• Do this: Select every line containing the word "estructuración" from the material, and copy those lines.

• Data to use:

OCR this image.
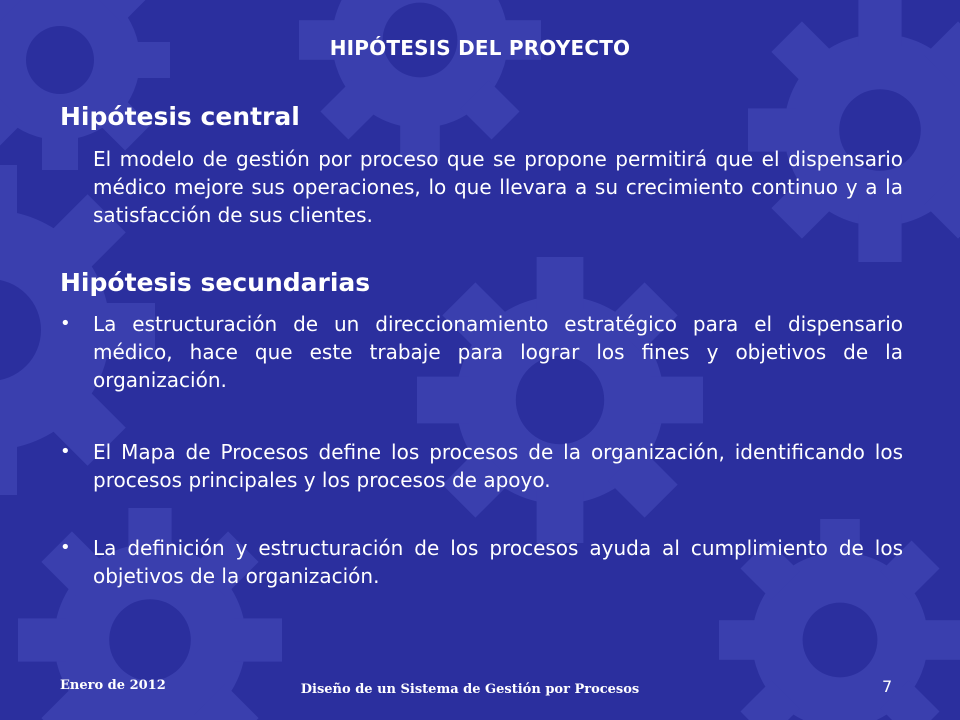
HIPÓTESIS DEL PROYECTO
Hipótesis central
El modelo de gestión por proceso que se propone permitirá que el dispensario médico mejore sus operaciones, lo que llevara a su crecimiento continuo y a la satisfacción de sus clientes.
Hipótesis secundarias
• La estructuración de un direccionamiento estratégico para el dispensario médico, hace que este trabaje para lograr los fines y objetivos de la organización.
• El Mapa de Procesos define los procesos de la organización, identificando los procesos principales y los procesos de apoyo.
• La definición y estructuración de los procesos ayuda al cumplimiento de los objetivos de la organización.
Enero de 2012	Diseño de un Sistema de Gestión por Procesos	7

• The solution:
• La estructuración de un direccionamiento estratégico para el dispensario médico, hace que este trabaje para lograr los fines y objetivos de la organización.
• La definición y estructuración de los procesos ayuda al cumplimiento de los objetivos de la organización.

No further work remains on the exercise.